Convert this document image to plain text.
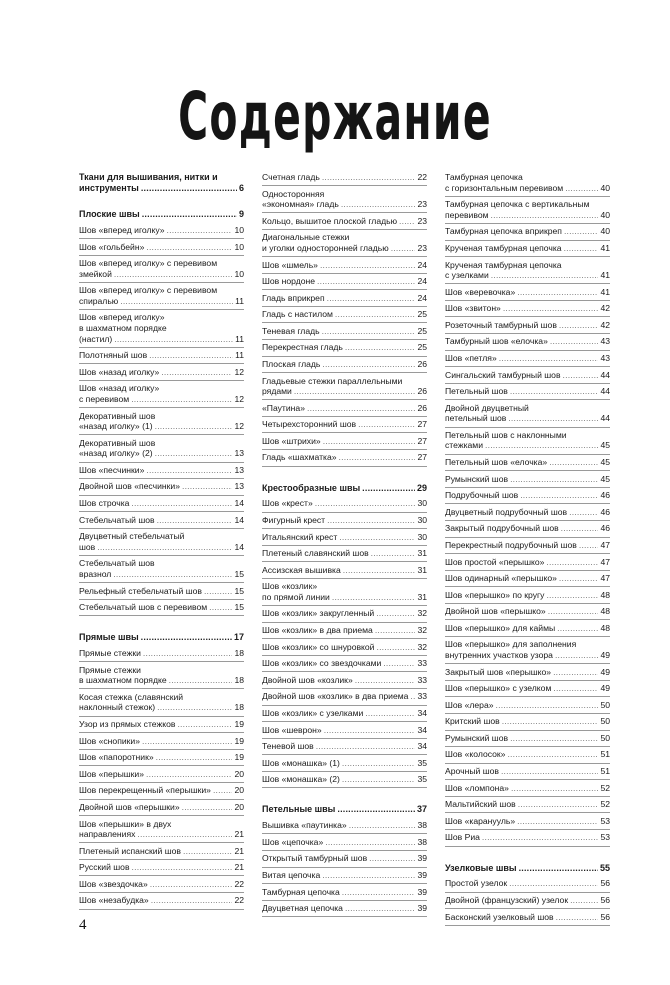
Содержание
Ткани для вышивания, нитки и
инструменты .....	6
Плоские швы .....	9
Шов «вперед иголку» .....	10
Шов «гольбейн» .....	10
Шов «вперед иголку» с перевивом
змейкой .....	10
Шов «вперед иголку» с перевивом
спиралью .....	11
Шов «вперед иголку»
в шахматном порядке
(настил) .....	11
Полотняный шов .....	11
Шов «назад иголку» .....	12
Шов «назад иголку»
с перевивом .....	12
Декоративный шов
«назад иголку» (1) .....	12
Декоративный шов
«назад иголку» (2) .....	13
Шов «песчинки» .....	13
Двойной шов «песчинки» .....	13
Шов строчка .....	14
Стебельчатый шов .....	14
Двуцветный стебельчатый
шов .....	14
Стебельчатый шов
вразнол .....	15
Рельефный стебельчатый шов .....	15
Стебельчатый шов с перевивом .....	15
Прямые швы .....	17
Прямые стежки .....	18
Прямые стежки
в шахматном порядке .....	18
Косая стежка (славянский
наклонный стежок) .....	18
Узор из прямых стежков .....	19
Шов «снопики» .....	19
Шов «папоротник» .....	19
Шов «перышки» .....	20
Шов перекрещенный «перышки» .....	20
Двойной шов «перышки» .....	20
Шов «перышки» в двух
направлениях .....	21
Плетеный испанский шов .....	21
Русский шов .....	21
Шов «звездочка» .....	22
Шов «незабудка» .....	22
Счетная гладь .....	22
Односторонняя
«экономная» гладь .....	23
Кольцо, вышитое плоской гладью ..... 23
Диагональные стежки
и уголки односторонней гладью .....	23
Шов «шмель» .....	24
Шов нордоне .....	24
Гладь вприкреп .....	24
Гладь с настилом .....	25
Теневая гладь .....	25
Перекрестная гладь .....	25
Плоская гладь .....	26
Гладьевые стежки параллельными
рядами .....	26
«Паутина» .....	26
Четырехсторонний шов .....	27
Шов «штрихи» .....	27
Гладь «шахматка» .....	27
Крестообразные швы .....	29
Шов «крест» .....	30
Фигурный крест .....	30
Итальянский крест .....	30
Плетеный славянский шов .....	31
Ассизская вышивка .....	31
Шов «козлик»
по прямой линии .....	31
Шов «козлик» закругленный .....	32
Шов «козлик» в два приема .....	32
Шов «козлик» со шнуровкой .....	32
Шов «козлик» со звездочками .....	33
Двойной шов «козлик» .....	33
Двойной шов «козлик» в два приема ..... 33
Шов «козлик» с узелками .....	34
Шов «шеврон» .....	34
Теневой шов .....	34
Шов «монашка» (1) .....	35
Шов «монашка» (2) .....	35
Петельные швы .....	37
Вышивка «паутинка» .....	38
Шов «цепочка» .....	38
Открытый тамбурный шов .....	39
Витая цепочка .....	39
Тамбурная цепочка .....	39
Двуцветная цепочка .....	39
Тамбурная цепочка
с горизонтальным перевивом .....	40
Тамбурная цепочка с вертикальным
перевивом .....	40
Тамбурная цепочка вприкреп .....	40
Крученая тамбурная цепочка .....	41
Крученая тамбурная цепочка
с узелками .....	41
Шов «веревочка» .....	41
Шов «звитон» .....	42
Розеточный тамбурный шов .....	42
Тамбурный шов «елочка» .....	43
Шов «петля» .....	43
Сингальский тамбурный шов .....	44
Петельный шов .....	44
Двойной двуцветный
петельный шов .....	44
Петельный шов с наклонными
стежками .....	45
Петельный шов «елочка» .....	45
Румынский шов .....	45
Подрубочный шов .....	46
Двуцветный подрубочный шов .....	46
Закрытый подрубочный шов .....	46
Перекрестный подрубочный шов .....	47
Шов простой «перышко» .....	47
Шов одинарный «перышко» .....	47
Шов «перышко» по кругу .....	48
Двойной шов «перышко» .....	48
Шов «перышко» для каймы .....	48
Шов «перышко» для заполнения
внутренних участков узора .....	49
Закрытый шов «перышко» .....	49
Шов «перышко» с узелком .....	49
Шов «лера» .....	50
Критский шов .....	50
Румынский шов .....	50
Шов «колосок» .....	51
Арочный шов .....	51
Шов «ломпона» .....	52
Мальтийский шов .....	52
Шов «каранууль» .....	53
Шов Риа .....	53
Узелковые швы .....	55
Простой узелок .....	56
Двойной (французский) узелок .....	56
Басконский узелковый шов .....	56
4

▸ WHAT THIS TASK INVOLVES: Return each line from the material above exactly, but not the pictures.

▸ OUTPUT OF THE EXERCISE:
Convert this document image to plain text.
Содержание
Ткани для вышивания, нитки и
инструменты .....	6
Плоские швы .....	9
Шов «вперед иголку» .....	10
Шов «гольбейн» .....	10
Шов «вперед иголку» с перевивом
змейкой .....	10
Шов «вперед иголку» с перевивом
спиралью .....	11
Шов «вперед иголку»
в шахматном порядке
(настил) .....	11
Полотняный шов .....	11
Шов «назад иголку» .....	12
Шов «назад иголку»
с перевивом .....	12
Декоративный шов
«назад иголку» (1) .....	12
Декоративный шов
«назад иголку» (2) .....	13
Шов «песчинки» .....	13
Двойной шов «песчинки» .....	13
Шов строчка .....	14
Стебельчатый шов .....	14
Двуцветный стебельчатый
шов .....	14
Стебельчатый шов
вразнол .....	15
Рельефный стебельчатый шов .....	15
Стебельчатый шов с перевивом .....	15
Прямые швы .....	17
Прямые стежки .....	18
Прямые стежки
в шахматном порядке .....	18
Косая стежка (славянский
наклонный стежок) .....	18
Узор из прямых стежков .....	19
Шов «снопики» .....	19
Шов «папоротник» .....	19
Шов «перышки» .....	20
Шов перекрещенный «перышки» .....	20
Двойной шов «перышки» .....	20
Шов «перышки» в двух
направлениях .....	21
Плетеный испанский шов .....	21
Русский шов .....	21
Шов «звездочка» .....	22
Шов «незабудка» .....	22
Счетная гладь .....	22
Односторонняя
«экономная» гладь .....	23
Кольцо, вышитое плоской гладью ..... 23
Диагональные стежки
и уголки односторонней гладью .....	23
Шов «шмель» .....	24
Шов нордоне .....	24
Гладь вприкреп .....	24
Гладь с настилом .....	25
Теневая гладь .....	25
Перекрестная гладь .....	25
Плоская гладь .....	26
Гладьевые стежки параллельными
рядами .....	26
«Паутина» .....	26
Четырехсторонний шов .....	27
Шов «штрихи» .....	27
Гладь «шахматка» .....	27
Крестообразные швы .....	29
Шов «крест» .....	30
Фигурный крест .....	30
Итальянский крест .....	30
Плетеный славянский шов .....	31
Ассизская вышивка .....	31
Шов «козлик»
по прямой линии .....	31
Шов «козлик» закругленный .....	32
Шов «козлик» в два приема .....	32
Шов «козлик» со шнуровкой .....	32
Шов «козлик» со звездочками .....	33
Двойной шов «козлик» .....	33
Двойной шов «козлик» в два приема ..... 33
Шов «козлик» с узелками .....	34
Шов «шеврон» .....	34
Теневой шов .....	34
Шов «монашка» (1) .....	35
Шов «монашка» (2) .....	35
Петельные швы .....	37
Вышивка «паутинка» .....	38
Шов «цепочка» .....	38
Открытый тамбурный шов .....	39
Витая цепочка .....	39
Тамбурная цепочка .....	39
Двуцветная цепочка .....	39
Тамбурная цепочка
с горизонтальным перевивом .....	40
Тамбурная цепочка с вертикальным
перевивом .....	40
Тамбурная цепочка вприкреп .....	40
Крученая тамбурная цепочка .....	41
Крученая тамбурная цепочка
с узелками .....	41
Шов «веревочка» .....	41
Шов «звитон» .....	42
Розеточный тамбурный шов .....	42
Тамбурный шов «елочка» .....	43
Шов «петля» .....	43
Сингальский тамбурный шов .....	44
Петельный шов .....	44
Двойной двуцветный
петельный шов .....	44
Петельный шов с наклонными
стежками .....	45
Петельный шов «елочка» .....	45
Румынский шов .....	45
Подрубочный шов .....	46
Двуцветный подрубочный шов .....	46
Закрытый подрубочный шов .....	46
Перекрестный подрубочный шов .....	47
Шов простой «перышко» .....	47
Шов одинарный «перышко» .....	47
Шов «перышко» по кругу .....	48
Двойной шов «перышко» .....	48
Шов «перышко» для каймы .....	48
Шов «перышко» для заполнения
внутренних участков узора .....	49
Закрытый шов «перышко» .....	49
Шов «перышко» с узелком .....	49
Шов «лера» .....	50
Критский шов .....	50
Румынский шов .....	50
Шов «колосок» .....	51
Арочный шов .....	51
Шов «ломпона» .....	52
Мальтийский шов .....	52
Шов «каранууль» .....	53
Шов Риа .....	53
Узелковые швы .....	55
Простой узелок .....	56
Двойной (французский) узелок .....	56
Басконский узелковый шов .....	56
4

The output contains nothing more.